Dataset records start

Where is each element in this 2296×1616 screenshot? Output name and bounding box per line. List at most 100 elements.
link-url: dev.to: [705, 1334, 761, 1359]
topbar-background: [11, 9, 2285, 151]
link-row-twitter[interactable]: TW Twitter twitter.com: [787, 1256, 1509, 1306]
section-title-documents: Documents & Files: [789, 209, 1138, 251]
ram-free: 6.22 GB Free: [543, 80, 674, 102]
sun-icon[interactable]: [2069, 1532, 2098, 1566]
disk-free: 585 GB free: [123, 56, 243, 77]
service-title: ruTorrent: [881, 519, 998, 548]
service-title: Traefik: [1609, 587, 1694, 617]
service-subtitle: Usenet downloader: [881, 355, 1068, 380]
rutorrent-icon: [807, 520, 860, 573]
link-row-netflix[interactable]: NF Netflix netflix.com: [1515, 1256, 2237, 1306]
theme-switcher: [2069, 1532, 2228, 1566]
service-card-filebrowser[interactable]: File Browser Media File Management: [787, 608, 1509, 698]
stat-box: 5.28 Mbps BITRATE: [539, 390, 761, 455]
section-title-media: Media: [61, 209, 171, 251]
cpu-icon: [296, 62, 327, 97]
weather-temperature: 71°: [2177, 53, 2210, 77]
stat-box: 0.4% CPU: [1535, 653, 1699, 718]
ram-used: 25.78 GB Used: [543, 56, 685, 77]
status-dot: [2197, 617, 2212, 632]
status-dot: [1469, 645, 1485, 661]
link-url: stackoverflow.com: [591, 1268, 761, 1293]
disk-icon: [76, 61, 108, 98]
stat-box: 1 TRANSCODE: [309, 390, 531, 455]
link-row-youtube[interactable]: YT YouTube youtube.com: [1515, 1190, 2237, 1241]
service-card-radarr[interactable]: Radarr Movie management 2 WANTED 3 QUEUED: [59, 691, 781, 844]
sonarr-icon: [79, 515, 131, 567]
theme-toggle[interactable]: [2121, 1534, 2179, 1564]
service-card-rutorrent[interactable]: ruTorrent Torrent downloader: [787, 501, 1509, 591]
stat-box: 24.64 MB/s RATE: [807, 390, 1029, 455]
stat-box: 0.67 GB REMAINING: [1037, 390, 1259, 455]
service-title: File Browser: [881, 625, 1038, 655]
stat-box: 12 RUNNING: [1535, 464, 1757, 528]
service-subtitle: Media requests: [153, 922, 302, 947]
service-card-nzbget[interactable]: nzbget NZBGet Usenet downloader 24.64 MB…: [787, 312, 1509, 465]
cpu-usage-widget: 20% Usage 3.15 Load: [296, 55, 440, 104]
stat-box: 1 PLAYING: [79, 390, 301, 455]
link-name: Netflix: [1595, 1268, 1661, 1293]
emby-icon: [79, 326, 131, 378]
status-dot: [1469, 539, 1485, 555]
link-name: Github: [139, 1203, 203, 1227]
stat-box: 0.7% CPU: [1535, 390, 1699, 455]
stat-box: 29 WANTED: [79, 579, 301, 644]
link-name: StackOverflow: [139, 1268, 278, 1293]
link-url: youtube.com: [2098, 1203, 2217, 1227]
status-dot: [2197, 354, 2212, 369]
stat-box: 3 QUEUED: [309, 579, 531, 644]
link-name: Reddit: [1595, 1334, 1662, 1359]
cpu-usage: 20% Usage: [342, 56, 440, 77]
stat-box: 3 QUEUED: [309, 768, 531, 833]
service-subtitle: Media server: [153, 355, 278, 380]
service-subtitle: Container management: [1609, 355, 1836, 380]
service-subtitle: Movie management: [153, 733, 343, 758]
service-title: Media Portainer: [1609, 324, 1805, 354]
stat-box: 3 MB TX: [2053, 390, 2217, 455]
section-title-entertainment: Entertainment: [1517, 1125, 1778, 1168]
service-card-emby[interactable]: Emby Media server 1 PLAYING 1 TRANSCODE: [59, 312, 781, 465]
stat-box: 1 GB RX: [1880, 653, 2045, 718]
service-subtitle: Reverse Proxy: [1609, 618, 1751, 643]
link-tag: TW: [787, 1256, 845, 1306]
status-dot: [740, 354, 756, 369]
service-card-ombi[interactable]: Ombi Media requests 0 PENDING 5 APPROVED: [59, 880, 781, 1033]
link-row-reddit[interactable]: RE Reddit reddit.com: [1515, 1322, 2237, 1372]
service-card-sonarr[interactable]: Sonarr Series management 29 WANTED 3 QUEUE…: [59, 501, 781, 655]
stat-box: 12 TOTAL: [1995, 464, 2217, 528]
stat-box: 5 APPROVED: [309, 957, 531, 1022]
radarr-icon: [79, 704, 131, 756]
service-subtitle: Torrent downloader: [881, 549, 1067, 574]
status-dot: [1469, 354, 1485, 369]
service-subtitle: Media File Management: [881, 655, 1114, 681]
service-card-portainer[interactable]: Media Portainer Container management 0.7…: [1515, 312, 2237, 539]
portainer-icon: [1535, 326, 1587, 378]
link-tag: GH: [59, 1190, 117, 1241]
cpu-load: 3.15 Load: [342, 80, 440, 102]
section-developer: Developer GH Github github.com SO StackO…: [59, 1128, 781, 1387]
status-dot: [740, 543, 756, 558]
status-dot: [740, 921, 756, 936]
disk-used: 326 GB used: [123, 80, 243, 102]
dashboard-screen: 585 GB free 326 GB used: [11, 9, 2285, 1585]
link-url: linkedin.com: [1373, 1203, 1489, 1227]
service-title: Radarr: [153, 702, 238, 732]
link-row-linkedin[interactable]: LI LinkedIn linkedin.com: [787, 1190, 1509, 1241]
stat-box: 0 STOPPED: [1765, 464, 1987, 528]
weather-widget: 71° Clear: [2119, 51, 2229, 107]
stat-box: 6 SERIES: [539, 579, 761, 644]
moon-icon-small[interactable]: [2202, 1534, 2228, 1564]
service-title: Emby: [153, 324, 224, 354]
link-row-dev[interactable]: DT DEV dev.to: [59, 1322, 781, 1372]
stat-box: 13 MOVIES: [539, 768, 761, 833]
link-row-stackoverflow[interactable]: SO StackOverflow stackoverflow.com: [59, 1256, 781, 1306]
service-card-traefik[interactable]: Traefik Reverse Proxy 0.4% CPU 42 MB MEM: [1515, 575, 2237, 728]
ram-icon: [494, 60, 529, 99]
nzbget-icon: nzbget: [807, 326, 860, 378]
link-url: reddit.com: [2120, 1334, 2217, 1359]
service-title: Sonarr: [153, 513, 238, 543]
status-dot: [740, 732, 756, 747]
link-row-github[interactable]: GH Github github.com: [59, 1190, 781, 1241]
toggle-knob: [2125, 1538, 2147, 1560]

Dataset records end

**Exercise details**
Turn every line of the listing above into a JSON array of strings, one string per line, leaving out any blank lines.

**Correct result**
[
  "Where is each element in this 2296×1616 screenshot? Output name and bounding box per line. List at most 100 elements.",
  "link-url: dev.to: [705, 1334, 761, 1359]",
  "topbar-background: [11, 9, 2285, 151]",
  "link-row-twitter[interactable]: TW Twitter twitter.com: [787, 1256, 1509, 1306]",
  "section-title-documents: Documents & Files: [789, 209, 1138, 251]",
  "ram-free: 6.22 GB Free: [543, 80, 674, 102]",
  "sun-icon[interactable]: [2069, 1532, 2098, 1566]",
  "disk-free: 585 GB free: [123, 56, 243, 77]",
  "service-title: ruTorrent: [881, 519, 998, 548]",
  "service-title: Traefik: [1609, 587, 1694, 617]",
  "service-subtitle: Usenet downloader: [881, 355, 1068, 380]",
  "rutorrent-icon: [807, 520, 860, 573]",
  "link-row-netflix[interactable]: NF Netflix netflix.com: [1515, 1256, 2237, 1306]",
  "theme-switcher: [2069, 1532, 2228, 1566]",
  "service-card-filebrowser[interactable]: File Browser Media File Management: [787, 608, 1509, 698]",
  "stat-box: 5.28 Mbps BITRATE: [539, 390, 761, 455]",
  "section-title-media: Media: [61, 209, 171, 251]",
  "cpu-icon: [296, 62, 327, 97]",
  "weather-temperature: 71°: [2177, 53, 2210, 77]",
  "stat-box: 0.4% CPU: [1535, 653, 1699, 718]",
  "ram-used: 25.78 GB Used: [543, 56, 685, 77]",
  "status-dot: [2197, 617, 2212, 632]",
  "status-dot: [1469, 645, 1485, 661]",
  "link-url: stackoverflow.com: [591, 1268, 761, 1293]",
  "disk-icon: [76, 61, 108, 98]",
  "stat-box: 1 TRANSCODE: [309, 390, 531, 455]",
  "link-row-youtube[interactable]: YT YouTube youtube.com: [1515, 1190, 2237, 1241]",
  "service-card-radarr[interactable]: Radarr Movie management 2 WANTED 3 QUEUED: [59, 691, 781, 844]",
  "sonarr-icon: [79, 515, 131, 567]",
  "theme-toggle[interactable]: [2121, 1534, 2179, 1564]",
  "service-card-rutorrent[interactable]: ruTorrent Torrent downloader: [787, 501, 1509, 591]",
  "stat-box: 24.64 MB/s RATE: [807, 390, 1029, 455]",
  "stat-box: 0.67 GB REMAINING: [1037, 390, 1259, 455]",
  "service-title: File Browser: [881, 625, 1038, 655]",
  "stat-box: 12 RUNNING: [1535, 464, 1757, 528]",
  "service-subtitle: Media requests: [153, 922, 302, 947]",
  "service-card-nzbget[interactable]: nzbget NZBGet Usenet downloader 24.64 MB…: [787, 312, 1509, 465]",
  "cpu-usage-widget: 20% Usage 3.15 Load: [296, 55, 440, 104]",
  "stat-box: 1 PLAYING: [79, 390, 301, 455]",
  "link-name: Netflix: [1595, 1268, 1661, 1293]",
  "emby-icon: [79, 326, 131, 378]",
  "status-dot: [1469, 539, 1485, 555]",
  "link-name: Github: [139, 1203, 203, 1227]",
  "stat-box: 0.7% CPU: [1535, 390, 1699, 455]",
  "stat-box: 29 WANTED: [79, 579, 301, 644]",
  "link-name: StackOverflow: [139, 1268, 278, 1293]",
  "link-url: youtube.com: [2098, 1203, 2217, 1227]",
  "status-dot: [2197, 354, 2212, 369]",
  "stat-box: 3 QUEUED: [309, 579, 531, 644]",
  "link-name: Reddit: [1595, 1334, 1662, 1359]",
  "cpu-usage: 20% Usage: [342, 56, 440, 77]",
  "stat-box: 3 QUEUED: [309, 768, 531, 833]",
  "service-subtitle: Media server: [153, 355, 278, 380]",
  "service-subtitle: Container management: [1609, 355, 1836, 380]",
  "service-subtitle: Movie management: [153, 733, 343, 758]",
  "service-title: Media Portainer: [1609, 324, 1805, 354]",
  "stat-box: 3 MB TX: [2053, 390, 2217, 455]",
  "section-title-entertainment: Entertainment: [1517, 1125, 1778, 1168]",
  "service-card-emby[interactable]: Emby Media server 1 PLAYING 1 TRANSCODE: [59, 312, 781, 465]",
  "stat-box: 1 GB RX: [1880, 653, 2045, 718]",
  "service-subtitle: Reverse Proxy: [1609, 618, 1751, 643]",
  "link-tag: TW: [787, 1256, 845, 1306]",
  "status-dot: [740, 354, 756, 369]",
  "service-card-ombi[interactable]: Ombi Media requests 0 PENDING 5 APPROVED: [59, 880, 781, 1033]",
  "link-row-reddit[interactable]: RE Reddit reddit.com: [1515, 1322, 2237, 1372]",
  "service-card-sonarr[interactable]: Sonarr Series management 29 WANTED 3 QUEUE…: [59, 501, 781, 655]",
  "stat-box: 12 TOTAL: [1995, 464, 2217, 528]",
  "stat-box: 5 APPROVED: [309, 957, 531, 1022]",
  "radarr-icon: [79, 704, 131, 756]",
  "service-subtitle: Torrent downloader: [881, 549, 1067, 574]",
  "status-dot: [1469, 354, 1485, 369]",
  "service-subtitle: Media File Management: [881, 655, 1114, 681]",
  "service-card-portainer[interactable]: Media Portainer Container management 0.7…: [1515, 312, 2237, 539]",
  "portainer-icon: [1535, 326, 1587, 378]",
  "link-tag: GH: [59, 1190, 117, 1241]",
  "cpu-load: 3.15 Load: [342, 80, 440, 102]",
  "section-developer: Developer GH Github github.com SO StackO…: [59, 1128, 781, 1387]",
  "status-dot: [740, 543, 756, 558]",
  "status-dot: [740, 921, 756, 936]",
  "disk-used: 326 GB used: [123, 80, 243, 102]",
  "dashboard-screen: 585 GB free 326 GB used: [11, 9, 2285, 1585]",
  "link-url: linkedin.com: [1373, 1203, 1489, 1227]",
  "service-title: Radarr: [153, 702, 238, 732]",
  "link-row-linkedin[interactable]: LI LinkedIn linkedin.com: [787, 1190, 1509, 1241]",
  "stat-box: 0 STOPPED: [1765, 464, 1987, 528]",
  "weather-widget: 71° Clear: [2119, 51, 2229, 107]",
  "stat-box: 6 SERIES: [539, 579, 761, 644]",
  "moon-icon-small[interactable]: [2202, 1534, 2228, 1564]",
  "service-title: Emby: [153, 324, 224, 354]",
  "link-row-dev[interactable]: DT DEV dev.to: [59, 1322, 781, 1372]",
  "stat-box: 13 MOVIES: [539, 768, 761, 833]",
  "link-row-stackoverflow[interactable]: SO StackOverflow stackoverflow.com: [59, 1256, 781, 1306]",
  "service-card-traefik[interactable]: Traefik Reverse Proxy 0.4% CPU 42 MB MEM: [1515, 575, 2237, 728]",
  "ram-icon: [494, 60, 529, 99]",
  "nzbget-icon: nzbget: [807, 326, 860, 378]",
  "link-url: reddit.com: [2120, 1334, 2217, 1359]",
  "service-title: Sonarr: [153, 513, 238, 543]",
  "status-dot: [740, 732, 756, 747]",
  "link-row-github[interactable]: GH Github github.com: [59, 1190, 781, 1241]",
  "toggle-knob: [2125, 1538, 2147, 1560]"
]